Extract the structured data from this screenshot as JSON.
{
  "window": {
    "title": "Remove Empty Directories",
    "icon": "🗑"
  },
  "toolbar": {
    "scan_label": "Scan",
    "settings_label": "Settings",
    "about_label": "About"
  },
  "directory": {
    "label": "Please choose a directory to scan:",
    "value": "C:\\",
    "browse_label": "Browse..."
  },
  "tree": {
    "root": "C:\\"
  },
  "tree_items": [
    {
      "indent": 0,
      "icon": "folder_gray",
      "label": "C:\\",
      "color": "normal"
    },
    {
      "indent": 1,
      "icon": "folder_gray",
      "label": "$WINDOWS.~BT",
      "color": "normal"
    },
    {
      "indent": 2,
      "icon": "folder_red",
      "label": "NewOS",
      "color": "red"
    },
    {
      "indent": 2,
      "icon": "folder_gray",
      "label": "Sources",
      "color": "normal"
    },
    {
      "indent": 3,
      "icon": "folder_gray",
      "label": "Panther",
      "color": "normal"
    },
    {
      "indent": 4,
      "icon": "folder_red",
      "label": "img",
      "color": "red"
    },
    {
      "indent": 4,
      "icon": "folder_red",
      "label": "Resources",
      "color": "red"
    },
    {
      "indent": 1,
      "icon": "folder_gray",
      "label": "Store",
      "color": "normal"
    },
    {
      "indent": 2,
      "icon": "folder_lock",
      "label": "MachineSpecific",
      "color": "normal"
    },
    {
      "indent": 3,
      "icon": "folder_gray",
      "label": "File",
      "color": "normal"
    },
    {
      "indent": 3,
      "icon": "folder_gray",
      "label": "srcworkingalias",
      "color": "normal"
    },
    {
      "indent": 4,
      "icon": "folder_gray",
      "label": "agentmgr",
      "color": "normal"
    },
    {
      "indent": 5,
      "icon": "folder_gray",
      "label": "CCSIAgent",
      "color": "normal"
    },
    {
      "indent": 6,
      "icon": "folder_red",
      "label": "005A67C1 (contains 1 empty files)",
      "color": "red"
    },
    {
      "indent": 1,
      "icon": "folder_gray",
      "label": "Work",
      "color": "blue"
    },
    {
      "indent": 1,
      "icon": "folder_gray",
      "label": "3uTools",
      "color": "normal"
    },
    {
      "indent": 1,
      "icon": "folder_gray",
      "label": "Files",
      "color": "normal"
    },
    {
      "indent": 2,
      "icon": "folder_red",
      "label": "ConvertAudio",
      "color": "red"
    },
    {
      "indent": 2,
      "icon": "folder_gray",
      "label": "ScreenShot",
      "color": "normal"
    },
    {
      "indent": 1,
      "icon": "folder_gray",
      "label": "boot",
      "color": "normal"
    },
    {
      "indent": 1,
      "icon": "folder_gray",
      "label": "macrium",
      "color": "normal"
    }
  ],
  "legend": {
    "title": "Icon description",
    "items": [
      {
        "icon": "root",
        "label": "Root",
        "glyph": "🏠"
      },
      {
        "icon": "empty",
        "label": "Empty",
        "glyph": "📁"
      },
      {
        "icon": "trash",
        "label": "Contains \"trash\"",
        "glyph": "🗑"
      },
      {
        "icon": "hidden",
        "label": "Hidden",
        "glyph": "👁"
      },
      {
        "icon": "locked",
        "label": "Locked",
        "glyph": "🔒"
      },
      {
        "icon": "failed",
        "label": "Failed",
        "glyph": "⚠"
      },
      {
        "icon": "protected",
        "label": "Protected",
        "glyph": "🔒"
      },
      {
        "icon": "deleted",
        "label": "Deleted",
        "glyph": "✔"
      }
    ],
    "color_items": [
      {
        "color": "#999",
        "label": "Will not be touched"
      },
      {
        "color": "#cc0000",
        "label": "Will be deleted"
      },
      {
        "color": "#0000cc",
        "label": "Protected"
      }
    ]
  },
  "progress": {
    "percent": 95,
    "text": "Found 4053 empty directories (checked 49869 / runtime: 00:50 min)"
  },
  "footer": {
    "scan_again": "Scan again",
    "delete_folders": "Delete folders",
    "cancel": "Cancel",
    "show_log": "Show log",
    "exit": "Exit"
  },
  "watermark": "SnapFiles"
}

==============================

--- What to do ---
Extract each line of the listing above, copying it word for word.

--- Exercise response ---
Extract the structured data from this screenshot as JSON.
{
  "window": {
    "title": "Remove Empty Directories",
    "icon": "🗑"
  },
  "toolbar": {
    "scan_label": "Scan",
    "settings_label": "Settings",
    "about_label": "About"
  },
  "directory": {
    "label": "Please choose a directory to scan:",
    "value": "C:\\",
    "browse_label": "Browse..."
  },
  "tree": {
    "root": "C:\\"
  },
  "tree_items": [
    {
      "indent": 0,
      "icon": "folder_gray",
      "label": "C:\\",
      "color": "normal"
    },
    {
      "indent": 1,
      "icon": "folder_gray",
      "label": "$WINDOWS.~BT",
      "color": "normal"
    },
    {
      "indent": 2,
      "icon": "folder_red",
      "label": "NewOS",
      "color": "red"
    },
    {
      "indent": 2,
      "icon": "folder_gray",
      "label": "Sources",
      "color": "normal"
    },
    {
      "indent": 3,
      "icon": "folder_gray",
      "label": "Panther",
      "color": "normal"
    },
    {
      "indent": 4,
      "icon": "folder_red",
      "label": "img",
      "color": "red"
    },
    {
      "indent": 4,
      "icon": "folder_red",
      "label": "Resources",
      "color": "red"
    },
    {
      "indent": 1,
      "icon": "folder_gray",
      "label": "Store",
      "color": "normal"
    },
    {
      "indent": 2,
      "icon": "folder_lock",
      "label": "MachineSpecific",
      "color": "normal"
    },
    {
      "indent": 3,
      "icon": "folder_gray",
      "label": "File",
      "color": "normal"
    },
    {
      "indent": 3,
      "icon": "folder_gray",
      "label": "srcworkingalias",
      "color": "normal"
    },
    {
      "indent": 4,
      "icon": "folder_gray",
      "label": "agentmgr",
      "color": "normal"
    },
    {
      "indent": 5,
      "icon": "folder_gray",
      "label": "CCSIAgent",
      "color": "normal"
    },
    {
      "indent": 6,
      "icon": "folder_red",
      "label": "005A67C1 (contains 1 empty files)",
      "color": "red"
    },
    {
      "indent": 1,
      "icon": "folder_gray",
      "label": "Work",
      "color": "blue"
    },
    {
      "indent": 1,
      "icon": "folder_gray",
      "label": "3uTools",
      "color": "normal"
    },
    {
      "indent": 1,
      "icon": "folder_gray",
      "label": "Files",
      "color": "normal"
    },
    {
      "indent": 2,
      "icon": "folder_red",
      "label": "ConvertAudio",
      "color": "red"
    },
    {
      "indent": 2,
      "icon": "folder_gray",
      "label": "ScreenShot",
      "color": "normal"
    },
    {
      "indent": 1,
      "icon": "folder_gray",
      "label": "boot",
      "color": "normal"
    },
    {
      "indent": 1,
      "icon": "folder_gray",
      "label": "macrium",
      "color": "normal"
    }
  ],
  "legend": {
    "title": "Icon description",
    "items": [
      {
        "icon": "root",
        "label": "Root",
        "glyph": "🏠"
      },
      {
        "icon": "empty",
        "label": "Empty",
        "glyph": "📁"
      },
      {
        "icon": "trash",
        "label": "Contains \"trash\"",
        "glyph": "🗑"
      },
      {
        "icon": "hidden",
        "label": "Hidden",
        "glyph": "👁"
      },
      {
        "icon": "locked",
        "label": "Locked",
        "glyph": "🔒"
      },
      {
        "icon": "failed",
        "label": "Failed",
        "glyph": "⚠"
      },
      {
        "icon": "protected",
        "label": "Protected",
        "glyph": "🔒"
      },
      {
        "icon": "deleted",
        "label": "Deleted",
        "glyph": "✔"
      }
    ],
    "color_items": [
      {
        "color": "#999",
        "label": "Will not be touched"
      },
      {
        "color": "#cc0000",
        "label": "Will be deleted"
      },
      {
        "color": "#0000cc",
        "label": "Protected"
      }
    ]
  },
  "progress": {
    "percent": 95,
    "text": "Found 4053 empty directories (checked 49869 / runtime: 00:50 min)"
  },
  "footer": {
    "scan_again": "Scan again",
    "delete_folders": "Delete folders",
    "cancel": "Cancel",
    "show_log": "Show log",
    "exit": "Exit"
  },
  "watermark": "SnapFiles"
}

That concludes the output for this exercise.